__THE EXERCISE__
Your job is to retype all of the data word for word, leaving every image out.

__Collected data entries__
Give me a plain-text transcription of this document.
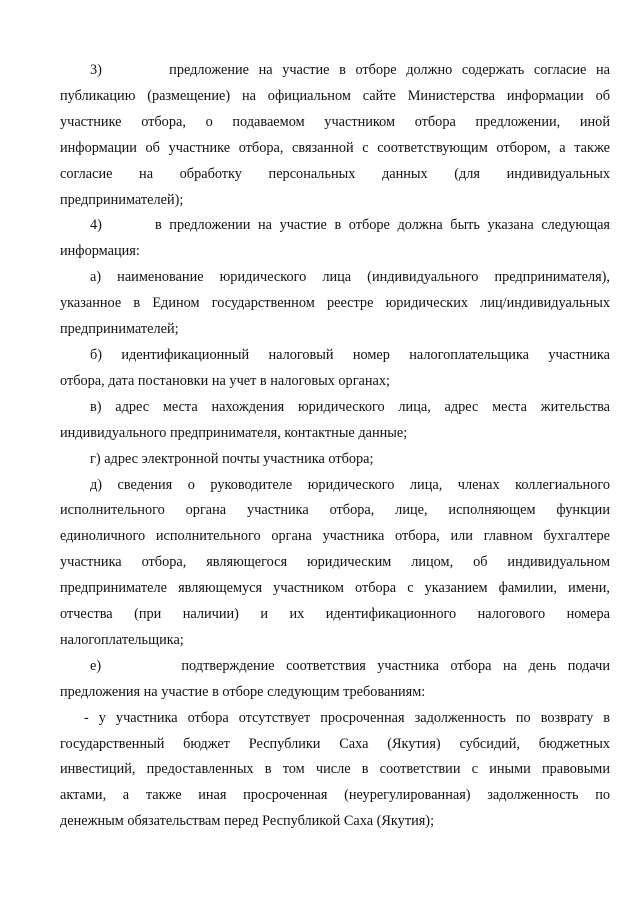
3)       предложение на участие в отборе должно содержать согласие на
публикацию (размещение) на официальном сайте Министерства информации об
участнике отбора, о подаваемом участником отбора предложении, иной
информации об участнике отбора, связанной с соответствующим отбором, а также
согласие на обработку персональных данных (для индивидуальных
предпринимателей);
4)       в предложении на участие в отборе должна быть указана следующая
информация:
а) наименование юридического лица (индивидуального предпринимателя),
указанное в Едином государственном реестре юридических лиц/индивидуальных
предпринимателей;
б) идентификационный налоговый номер налогоплательщика участника
отбора, дата постановки на учет в налоговых органах;
в) адрес места нахождения юридического лица, адрес места жительства
индивидуального предпринимателя, контактные данные;
г) адрес электронной почты участника отбора;
д) сведения о руководителе юридического лица, членах коллегиального
исполнительного органа участника отбора, лице, исполняющем функции
единоличного исполнительного органа участника отбора, или главном бухгалтере
участника отбора, являющегося юридическим лицом, об индивидуальном
предпринимателе являющемуся участником отбора с указанием фамилии, имени,
отчества (при наличии) и их идентификационного налогового номера
налогоплательщика;
е)       подтверждение соответствия участника отбора на день подачи
предложения на участие в отборе следующим требованиям:
- у участника отбора отсутствует просроченная задолженность по возврату в
государственный бюджет Республики Саха (Якутия) субсидий, бюджетных
инвестиций, предоставленных в том числе в соответствии с иными правовыми
актами, а также иная просроченная (неурегулированная) задолженность по
денежным обязательствам перед Республикой Саха (Якутия);
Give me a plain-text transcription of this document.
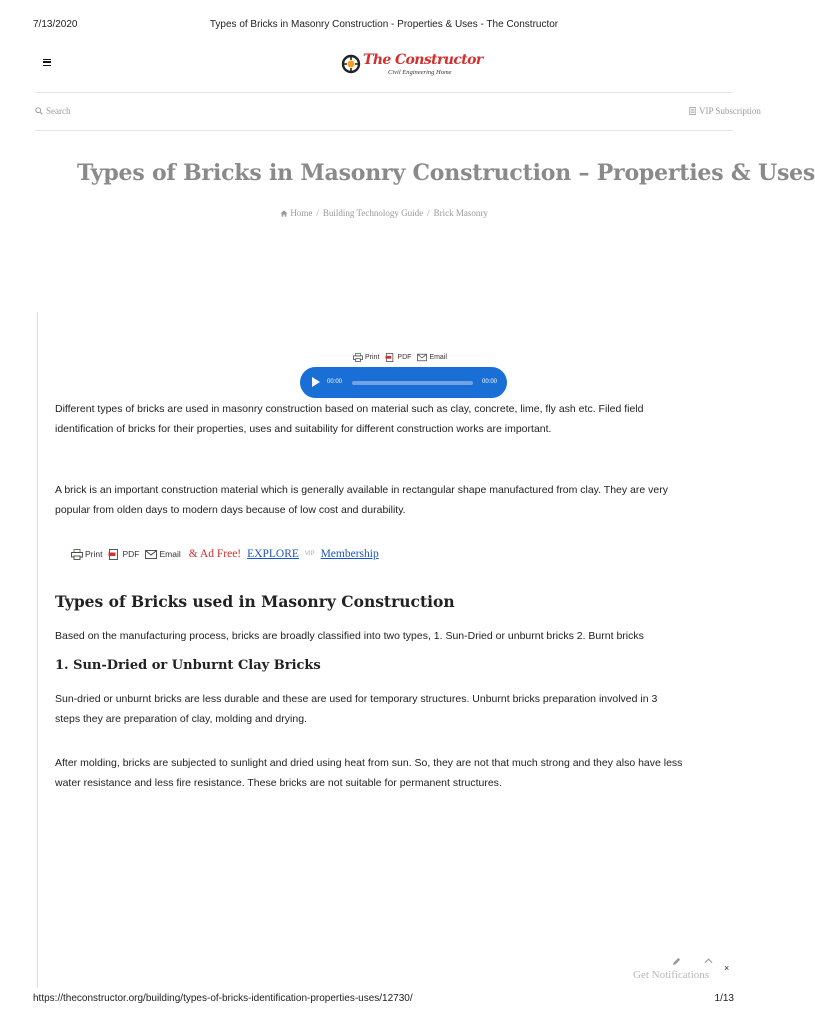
7/13/2020	Types of Bricks in Masonry Construction - Properties & Uses - The Constructor
The Constructor
Civil Engineering Home
Search	VIP Subscription
Types of Bricks in Masonry Construction – Properties & Uses
Home / Building Technology Guide / Brick Masonry
Print	PDF	Email
00:00	00:00
Different types of bricks are used in masonry construction based on material such as clay, concrete, lime, fly ash etc. Filed field
identification of bricks for their properties, uses and suitability for different construction works are important.
A brick is an important construction material which is generally available in rectangular shape manufactured from clay. They are very
popular from olden days to modern days because of low cost and durability.
Print PDF Email & Ad Free! EXPLORE VIP Membership
Types of Bricks used in Masonry Construction
Based on the manufacturing process, bricks are broadly classified into two types, 1. Sun-Dried or unburnt bricks 2. Burnt bricks
1. Sun-Dried or Unburnt Clay Bricks
Sun-dried or unburnt bricks are less durable and these are used for temporary structures. Unburnt bricks preparation involved in 3
steps they are preparation of clay, molding and drying.
After molding, bricks are subjected to sunlight and dried using heat from sun. So, they are not that much strong and they also have less
water resistance and less fire resistance. These bricks are not suitable for permanent structures.
Get Notifications
×
https://theconstructor.org/building/types-of-bricks-identification-properties-uses/12730/	1/13
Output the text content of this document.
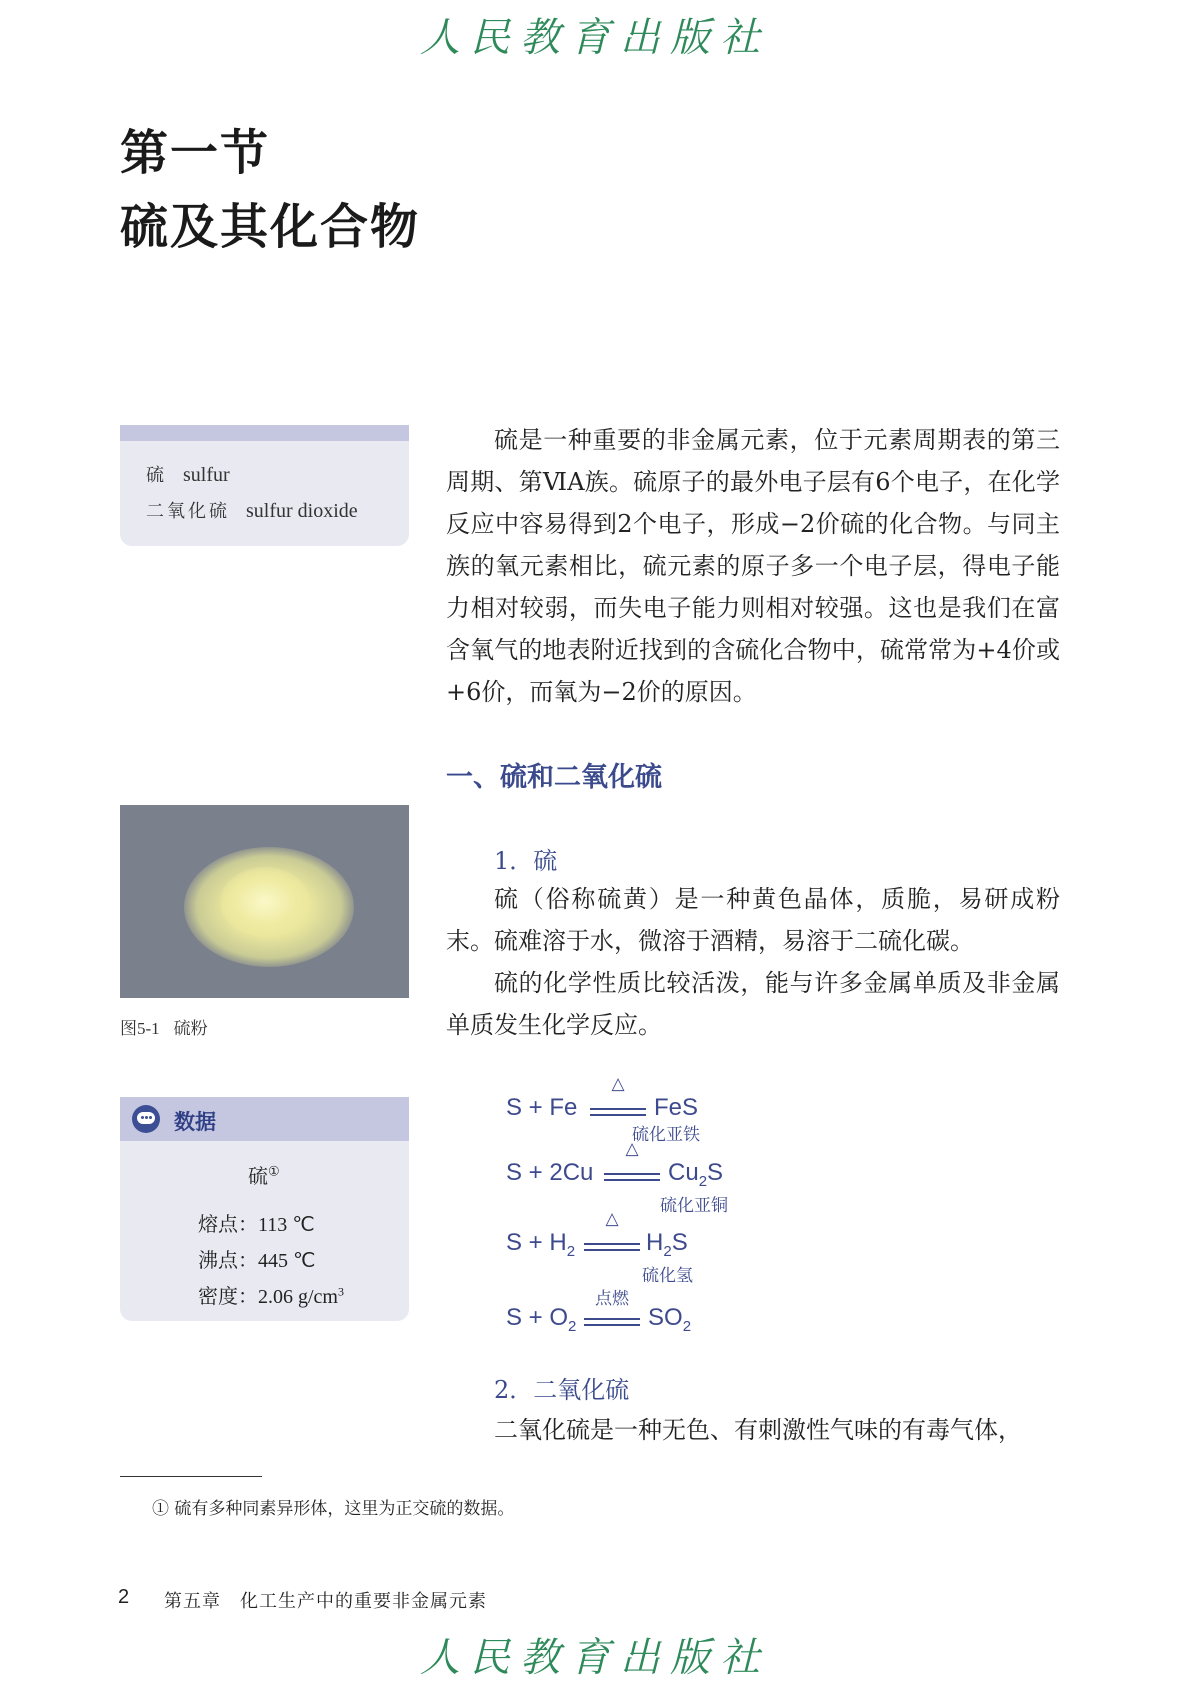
人民教育出版社
第一节
硫及其化合物
硫 sulfur
二氧化硫 sulfur dioxide
硫是一种重要的非金属元素，位于元素周期表的第三周期、第ⅥA族。硫原子的最外电子层有6个电子，在化学反应中容易得到2个电子，形成−2价硫的化合物。与同主族的氧元素相比，硫元素的原子多一个电子层，得电子能力相对较弱，而失电子能力则相对较强。这也是我们在富含氧气的地表附近找到的含硫化合物中，硫常常为+4价或+6价，而氧为−2价的原因。
一、硫和二氧化硫
图5-1 硫粉
1．硫
硫（俗称硫黄）是一种黄色晶体，质脆，易研成粉末。硫难溶于水，微溶于酒精，易溶于二硫化碳。
硫的化学性质比较活泼，能与许多金属单质及非金属单质发生化学反应。
数据
硫①
熔点：113 ℃
沸点：445 ℃
密度：2.06 $g/cm^3$
S + Fe
△
FeS
硫化亚铁
S + 2Cu
△
$Cu_2S$
硫化亚铜
$S + H_2$
△
$H_2S$
硫化氢
$S + O_2$
点燃
$SO_2$
2．二氧化硫
二氧化硫是一种无色、有刺激性气味的有毒气体，
① 硫有多种同素异形体，这里为正交硫的数据。
2 第五章　化工生产中的重要非金属元素
人民教育出版社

__RESPONSE BELOW__
Give me a plain-text transcription of this document.
3)       предложение на участие в отборе должно содержать согласие на
публикацию (размещение) на официальном сайте Министерства информации об
участнике отбора, о подаваемом участником отбора предложении, иной
информации об участнике отбора, связанной с соответствующим отбором, а также
согласие на обработку персональных данных (для индивидуальных
предпринимателей);
4)       в предложении на участие в отборе должна быть указана следующая
информация:
а) наименование юридического лица (индивидуального предпринимателя),
указанное в Едином государственном реестре юридических лиц/индивидуальных
предпринимателей;
б) идентификационный налоговый номер налогоплательщика участника
отбора, дата постановки на учет в налоговых органах;
в) адрес места нахождения юридического лица, адрес места жительства
индивидуального предпринимателя, контактные данные;
г) адрес электронной почты участника отбора;
д) сведения о руководителе юридического лица, членах коллегиального
исполнительного органа участника отбора, лице, исполняющем функции
единоличного исполнительного органа участника отбора, или главном бухгалтере
участника отбора, являющегося юридическим лицом, об индивидуальном
предпринимателе являющемуся участником отбора с указанием фамилии, имени,
отчества (при наличии) и их идентификационного налогового номера
налогоплательщика;
е)       подтверждение соответствия участника отбора на день подачи
предложения на участие в отборе следующим требованиям:
- у участника отбора отсутствует просроченная задолженность по возврату в
государственный бюджет Республики Саха (Якутия) субсидий, бюджетных
инвестиций, предоставленных в том числе в соответствии с иными правовыми
актами, а также иная просроченная (неурегулированная) задолженность по
денежным обязательствам перед Республикой Саха (Якутия);
Give me a plain-text transcription of this document.
7/13/2020	Types of Bricks in Masonry Construction - Properties & Uses - The Constructor
The Constructor
Civil Engineering Home
Search	VIP Subscription
Types of Bricks in Masonry Construction – Properties & Uses
Home / Building Technology Guide / Brick Masonry
Print	PDF	Email
00:00	00:00
Different types of bricks are used in masonry construction based on material such as clay, concrete, lime, fly ash etc. Filed field
identification of bricks for their properties, uses and suitability for different construction works are important.
A brick is an important construction material which is generally available in rectangular shape manufactured from clay. They are very
popular from olden days to modern days because of low cost and durability.
Print PDF Email & Ad Free! EXPLORE VIP Membership
Types of Bricks used in Masonry Construction
Based on the manufacturing process, bricks are broadly classified into two types, 1. Sun-Dried or unburnt bricks 2. Burnt bricks
1. Sun-Dried or Unburnt Clay Bricks
Sun-dried or unburnt bricks are less durable and these are used for temporary structures. Unburnt bricks preparation involved in 3
steps they are preparation of clay, molding and drying.
After molding, bricks are subjected to sunlight and dried using heat from sun. So, they are not that much strong and they also have less
water resistance and less fire resistance. These bricks are not suitable for permanent structures.
Get Notifications
×
https://theconstructor.org/building/types-of-bricks-identification-properties-uses/12730/	1/13
Output the text content of this document.
人民教育出版社
第一节
硫及其化合物
硫 sulfur
二氧化硫 sulfur dioxide
硫是一种重要的非金属元素，位于元素周期表的第三周期、第ⅥA族。硫原子的最外电子层有6个电子，在化学反应中容易得到2个电子，形成−2价硫的化合物。与同主族的氧元素相比，硫元素的原子多一个电子层，得电子能力相对较弱，而失电子能力则相对较强。这也是我们在富含氧气的地表附近找到的含硫化合物中，硫常常为+4价或+6价，而氧为−2价的原因。
一、硫和二氧化硫
图5-1 硫粉
1．硫
硫（俗称硫黄）是一种黄色晶体，质脆，易研成粉末。硫难溶于水，微溶于酒精，易溶于二硫化碳。
硫的化学性质比较活泼，能与许多金属单质及非金属单质发生化学反应。
数据
硫①
熔点：113 ℃
沸点：445 ℃
密度：2.06 $g/cm^3$
S + Fe
△
FeS
硫化亚铁
S + 2Cu
△
$Cu_2S$
硫化亚铜
$S + H_2$
△
$H_2S$
硫化氢
$S + O_2$
点燃
$SO_2$
2．二氧化硫
二氧化硫是一种无色、有刺激性气味的有毒气体，
① 硫有多种同素异形体，这里为正交硫的数据。
2 第五章　化工生产中的重要非金属元素
人民教育出版社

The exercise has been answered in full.